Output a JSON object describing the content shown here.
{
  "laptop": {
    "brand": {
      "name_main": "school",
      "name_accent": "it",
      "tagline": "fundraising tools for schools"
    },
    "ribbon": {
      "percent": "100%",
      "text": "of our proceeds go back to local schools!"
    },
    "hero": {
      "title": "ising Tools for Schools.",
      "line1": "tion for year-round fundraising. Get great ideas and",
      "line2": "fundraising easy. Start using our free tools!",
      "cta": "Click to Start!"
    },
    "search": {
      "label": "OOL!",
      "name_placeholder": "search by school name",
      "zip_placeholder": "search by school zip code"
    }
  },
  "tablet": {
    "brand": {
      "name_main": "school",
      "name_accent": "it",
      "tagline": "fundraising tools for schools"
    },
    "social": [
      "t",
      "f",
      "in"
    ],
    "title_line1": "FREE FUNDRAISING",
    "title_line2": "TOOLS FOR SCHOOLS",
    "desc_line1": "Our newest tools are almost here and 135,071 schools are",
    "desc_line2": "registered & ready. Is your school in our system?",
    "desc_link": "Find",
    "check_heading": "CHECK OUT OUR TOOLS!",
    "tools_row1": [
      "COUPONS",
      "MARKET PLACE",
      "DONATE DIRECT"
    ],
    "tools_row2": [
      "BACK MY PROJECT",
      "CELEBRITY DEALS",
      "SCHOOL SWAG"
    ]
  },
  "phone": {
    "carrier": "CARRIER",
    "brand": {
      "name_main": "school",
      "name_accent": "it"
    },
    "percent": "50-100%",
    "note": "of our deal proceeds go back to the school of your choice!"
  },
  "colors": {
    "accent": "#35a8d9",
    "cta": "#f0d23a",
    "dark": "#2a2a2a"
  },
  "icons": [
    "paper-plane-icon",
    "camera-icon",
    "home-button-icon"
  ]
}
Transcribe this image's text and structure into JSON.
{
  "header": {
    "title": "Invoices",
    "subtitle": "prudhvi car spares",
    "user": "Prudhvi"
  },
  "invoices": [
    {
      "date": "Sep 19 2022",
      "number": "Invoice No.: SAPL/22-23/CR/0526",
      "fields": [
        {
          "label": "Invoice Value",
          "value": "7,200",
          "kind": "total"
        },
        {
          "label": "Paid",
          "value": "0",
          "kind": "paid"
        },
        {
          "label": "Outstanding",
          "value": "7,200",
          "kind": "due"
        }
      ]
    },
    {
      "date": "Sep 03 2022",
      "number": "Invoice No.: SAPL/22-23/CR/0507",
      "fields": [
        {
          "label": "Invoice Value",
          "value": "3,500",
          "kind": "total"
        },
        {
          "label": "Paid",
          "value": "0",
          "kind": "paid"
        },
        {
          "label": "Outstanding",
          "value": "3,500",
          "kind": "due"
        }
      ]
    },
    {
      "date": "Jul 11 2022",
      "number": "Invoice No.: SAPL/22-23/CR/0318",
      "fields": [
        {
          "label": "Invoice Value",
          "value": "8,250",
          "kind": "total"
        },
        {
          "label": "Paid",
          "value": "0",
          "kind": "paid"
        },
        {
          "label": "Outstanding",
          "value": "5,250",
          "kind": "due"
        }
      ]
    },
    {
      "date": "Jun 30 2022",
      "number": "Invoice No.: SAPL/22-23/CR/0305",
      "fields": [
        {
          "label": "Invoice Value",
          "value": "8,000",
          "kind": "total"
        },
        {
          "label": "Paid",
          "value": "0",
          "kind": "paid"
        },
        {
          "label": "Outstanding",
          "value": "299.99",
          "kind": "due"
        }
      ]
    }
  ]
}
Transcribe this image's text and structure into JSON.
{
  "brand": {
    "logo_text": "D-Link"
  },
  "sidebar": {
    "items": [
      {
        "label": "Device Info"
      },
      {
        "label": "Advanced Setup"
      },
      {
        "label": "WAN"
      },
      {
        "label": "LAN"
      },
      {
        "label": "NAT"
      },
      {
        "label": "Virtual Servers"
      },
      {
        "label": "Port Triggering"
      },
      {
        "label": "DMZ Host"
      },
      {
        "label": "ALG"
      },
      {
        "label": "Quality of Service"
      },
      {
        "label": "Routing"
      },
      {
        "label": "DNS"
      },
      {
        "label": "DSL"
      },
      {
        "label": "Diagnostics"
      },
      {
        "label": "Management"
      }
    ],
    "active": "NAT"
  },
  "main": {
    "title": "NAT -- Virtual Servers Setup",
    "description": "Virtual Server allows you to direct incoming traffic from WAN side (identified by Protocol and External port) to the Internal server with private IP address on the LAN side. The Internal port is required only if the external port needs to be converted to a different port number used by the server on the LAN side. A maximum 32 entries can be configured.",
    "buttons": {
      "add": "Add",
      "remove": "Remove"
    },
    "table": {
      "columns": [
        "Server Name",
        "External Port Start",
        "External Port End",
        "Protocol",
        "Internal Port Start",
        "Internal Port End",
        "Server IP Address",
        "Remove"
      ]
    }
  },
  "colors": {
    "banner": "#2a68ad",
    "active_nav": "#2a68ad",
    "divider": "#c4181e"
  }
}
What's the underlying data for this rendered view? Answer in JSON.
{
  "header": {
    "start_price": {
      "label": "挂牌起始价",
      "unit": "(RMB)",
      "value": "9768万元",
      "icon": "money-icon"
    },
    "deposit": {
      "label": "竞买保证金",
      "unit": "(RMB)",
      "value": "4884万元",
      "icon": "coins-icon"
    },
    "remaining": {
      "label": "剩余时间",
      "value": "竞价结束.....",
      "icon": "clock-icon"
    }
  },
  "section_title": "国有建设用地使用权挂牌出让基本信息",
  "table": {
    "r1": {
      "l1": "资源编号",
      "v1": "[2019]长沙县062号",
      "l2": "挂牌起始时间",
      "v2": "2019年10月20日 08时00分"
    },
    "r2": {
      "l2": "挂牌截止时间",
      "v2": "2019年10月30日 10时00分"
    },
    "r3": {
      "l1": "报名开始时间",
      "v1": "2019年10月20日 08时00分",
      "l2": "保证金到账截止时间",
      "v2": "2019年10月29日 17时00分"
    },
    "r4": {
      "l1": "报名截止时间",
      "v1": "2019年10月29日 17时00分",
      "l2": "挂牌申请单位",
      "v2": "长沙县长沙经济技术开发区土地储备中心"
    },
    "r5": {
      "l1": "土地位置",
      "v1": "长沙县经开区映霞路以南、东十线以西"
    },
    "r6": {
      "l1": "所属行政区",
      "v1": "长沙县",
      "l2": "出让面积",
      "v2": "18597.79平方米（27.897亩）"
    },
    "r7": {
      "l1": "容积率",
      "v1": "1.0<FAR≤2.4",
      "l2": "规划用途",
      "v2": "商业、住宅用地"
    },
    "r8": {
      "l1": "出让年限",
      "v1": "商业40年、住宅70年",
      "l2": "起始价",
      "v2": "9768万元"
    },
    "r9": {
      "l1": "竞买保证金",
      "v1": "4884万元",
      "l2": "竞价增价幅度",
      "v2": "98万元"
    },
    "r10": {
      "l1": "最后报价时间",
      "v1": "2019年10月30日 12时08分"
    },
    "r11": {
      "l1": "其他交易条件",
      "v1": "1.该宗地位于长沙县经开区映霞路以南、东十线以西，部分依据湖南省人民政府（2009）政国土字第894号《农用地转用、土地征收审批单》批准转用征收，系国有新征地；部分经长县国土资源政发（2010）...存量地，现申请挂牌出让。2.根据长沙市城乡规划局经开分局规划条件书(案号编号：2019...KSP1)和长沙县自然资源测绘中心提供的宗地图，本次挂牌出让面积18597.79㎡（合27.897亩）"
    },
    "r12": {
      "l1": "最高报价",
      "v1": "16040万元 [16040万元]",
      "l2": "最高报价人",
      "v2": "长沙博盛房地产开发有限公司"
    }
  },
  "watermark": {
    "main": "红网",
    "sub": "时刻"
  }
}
++++++++
Write down every line of the data exactly as it appears above.

Output a JSON object describing the content shown here.
{
  "laptop": {
    "brand": {
      "name_main": "school",
      "name_accent": "it",
      "tagline": "fundraising tools for schools"
    },
    "ribbon": {
      "percent": "100%",
      "text": "of our proceeds go back to local schools!"
    },
    "hero": {
      "title": "ising Tools for Schools.",
      "line1": "tion for year-round fundraising. Get great ideas and",
      "line2": "fundraising easy. Start using our free tools!",
      "cta": "Click to Start!"
    },
    "search": {
      "label": "OOL!",
      "name_placeholder": "search by school name",
      "zip_placeholder": "search by school zip code"
    }
  },
  "tablet": {
    "brand": {
      "name_main": "school",
      "name_accent": "it",
      "tagline": "fundraising tools for schools"
    },
    "social": [
      "t",
      "f",
      "in"
    ],
    "title_line1": "FREE FUNDRAISING",
    "title_line2": "TOOLS FOR SCHOOLS",
    "desc_line1": "Our newest tools are almost here and 135,071 schools are",
    "desc_line2": "registered & ready. Is your school in our system?",
    "desc_link": "Find",
    "check_heading": "CHECK OUT OUR TOOLS!",
    "tools_row1": [
      "COUPONS",
      "MARKET PLACE",
      "DONATE DIRECT"
    ],
    "tools_row2": [
      "BACK MY PROJECT",
      "CELEBRITY DEALS",
      "SCHOOL SWAG"
    ]
  },
  "phone": {
    "carrier": "CARRIER",
    "brand": {
      "name_main": "school",
      "name_accent": "it"
    },
    "percent": "50-100%",
    "note": "of our deal proceeds go back to the school of your choice!"
  },
  "colors": {
    "accent": "#35a8d9",
    "cta": "#f0d23a",
    "dark": "#2a2a2a"
  },
  "icons": [
    "paper-plane-icon",
    "camera-icon",
    "home-button-icon"
  ]
}
Transcribe this image's text and structure into JSON.
{
  "header": {
    "title": "Invoices",
    "subtitle": "prudhvi car spares",
    "user": "Prudhvi"
  },
  "invoices": [
    {
      "date": "Sep 19 2022",
      "number": "Invoice No.: SAPL/22-23/CR/0526",
      "fields": [
        {
          "label": "Invoice Value",
          "value": "7,200",
          "kind": "total"
        },
        {
          "label": "Paid",
          "value": "0",
          "kind": "paid"
        },
        {
          "label": "Outstanding",
          "value": "7,200",
          "kind": "due"
        }
      ]
    },
    {
      "date": "Sep 03 2022",
      "number": "Invoice No.: SAPL/22-23/CR/0507",
      "fields": [
        {
          "label": "Invoice Value",
          "value": "3,500",
          "kind": "total"
        },
        {
          "label": "Paid",
          "value": "0",
          "kind": "paid"
        },
        {
          "label": "Outstanding",
          "value": "3,500",
          "kind": "due"
        }
      ]
    },
    {
      "date": "Jul 11 2022",
      "number": "Invoice No.: SAPL/22-23/CR/0318",
      "fields": [
        {
          "label": "Invoice Value",
          "value": "8,250",
          "kind": "total"
        },
        {
          "label": "Paid",
          "value": "0",
          "kind": "paid"
        },
        {
          "label": "Outstanding",
          "value": "5,250",
          "kind": "due"
        }
      ]
    },
    {
      "date": "Jun 30 2022",
      "number": "Invoice No.: SAPL/22-23/CR/0305",
      "fields": [
        {
          "label": "Invoice Value",
          "value": "8,000",
          "kind": "total"
        },
        {
          "label": "Paid",
          "value": "0",
          "kind": "paid"
        },
        {
          "label": "Outstanding",
          "value": "299.99",
          "kind": "due"
        }
      ]
    }
  ]
}
Transcribe this image's text and structure into JSON.
{
  "brand": {
    "logo_text": "D-Link"
  },
  "sidebar": {
    "items": [
      {
        "label": "Device Info"
      },
      {
        "label": "Advanced Setup"
      },
      {
        "label": "WAN"
      },
      {
        "label": "LAN"
      },
      {
        "label": "NAT"
      },
      {
        "label": "Virtual Servers"
      },
      {
        "label": "Port Triggering"
      },
      {
        "label": "DMZ Host"
      },
      {
        "label": "ALG"
      },
      {
        "label": "Quality of Service"
      },
      {
        "label": "Routing"
      },
      {
        "label": "DNS"
      },
      {
        "label": "DSL"
      },
      {
        "label": "Diagnostics"
      },
      {
        "label": "Management"
      }
    ],
    "active": "NAT"
  },
  "main": {
    "title": "NAT -- Virtual Servers Setup",
    "description": "Virtual Server allows you to direct incoming traffic from WAN side (identified by Protocol and External port) to the Internal server with private IP address on the LAN side. The Internal port is required only if the external port needs to be converted to a different port number used by the server on the LAN side. A maximum 32 entries can be configured.",
    "buttons": {
      "add": "Add",
      "remove": "Remove"
    },
    "table": {
      "columns": [
        "Server Name",
        "External Port Start",
        "External Port End",
        "Protocol",
        "Internal Port Start",
        "Internal Port End",
        "Server IP Address",
        "Remove"
      ]
    }
  },
  "colors": {
    "banner": "#2a68ad",
    "active_nav": "#2a68ad",
    "divider": "#c4181e"
  }
}
What's the underlying data for this rendered view? Answer in JSON.
{
  "header": {
    "start_price": {
      "label": "挂牌起始价",
      "unit": "(RMB)",
      "value": "9768万元",
      "icon": "money-icon"
    },
    "deposit": {
      "label": "竞买保证金",
      "unit": "(RMB)",
      "value": "4884万元",
      "icon": "coins-icon"
    },
    "remaining": {
      "label": "剩余时间",
      "value": "竞价结束.....",
      "icon": "clock-icon"
    }
  },
  "section_title": "国有建设用地使用权挂牌出让基本信息",
  "table": {
    "r1": {
      "l1": "资源编号",
      "v1": "[2019]长沙县062号",
      "l2": "挂牌起始时间",
      "v2": "2019年10月20日 08时00分"
    },
    "r2": {
      "l2": "挂牌截止时间",
      "v2": "2019年10月30日 10时00分"
    },
    "r3": {
      "l1": "报名开始时间",
      "v1": "2019年10月20日 08时00分",
      "l2": "保证金到账截止时间",
      "v2": "2019年10月29日 17时00分"
    },
    "r4": {
      "l1": "报名截止时间",
      "v1": "2019年10月29日 17时00分",
      "l2": "挂牌申请单位",
      "v2": "长沙县长沙经济技术开发区土地储备中心"
    },
    "r5": {
      "l1": "土地位置",
      "v1": "长沙县经开区映霞路以南、东十线以西"
    },
    "r6": {
      "l1": "所属行政区",
      "v1": "长沙县",
      "l2": "出让面积",
      "v2": "18597.79平方米（27.897亩）"
    },
    "r7": {
      "l1": "容积率",
      "v1": "1.0<FAR≤2.4",
      "l2": "规划用途",
      "v2": "商业、住宅用地"
    },
    "r8": {
      "l1": "出让年限",
      "v1": "商业40年、住宅70年",
      "l2": "起始价",
      "v2": "9768万元"
    },
    "r9": {
      "l1": "竞买保证金",
      "v1": "4884万元",
      "l2": "竞价增价幅度",
      "v2": "98万元"
    },
    "r10": {
      "l1": "最后报价时间",
      "v1": "2019年10月30日 12时08分"
    },
    "r11": {
      "l1": "其他交易条件",
      "v1": "1.该宗地位于长沙县经开区映霞路以南、东十线以西，部分依据湖南省人民政府（2009）政国土字第894号《农用地转用、土地征收审批单》批准转用征收，系国有新征地；部分经长县国土资源政发（2010）...存量地，现申请挂牌出让。2.根据长沙市城乡规划局经开分局规划条件书(案号编号：2019...KSP1)和长沙县自然资源测绘中心提供的宗地图，本次挂牌出让面积18597.79㎡（合27.897亩）"
    },
    "r12": {
      "l1": "最高报价",
      "v1": "16040万元 [16040万元]",
      "l2": "最高报价人",
      "v2": "长沙博盛房地产开发有限公司"
    }
  },
  "watermark": {
    "main": "红网",
    "sub": "时刻"
  }
}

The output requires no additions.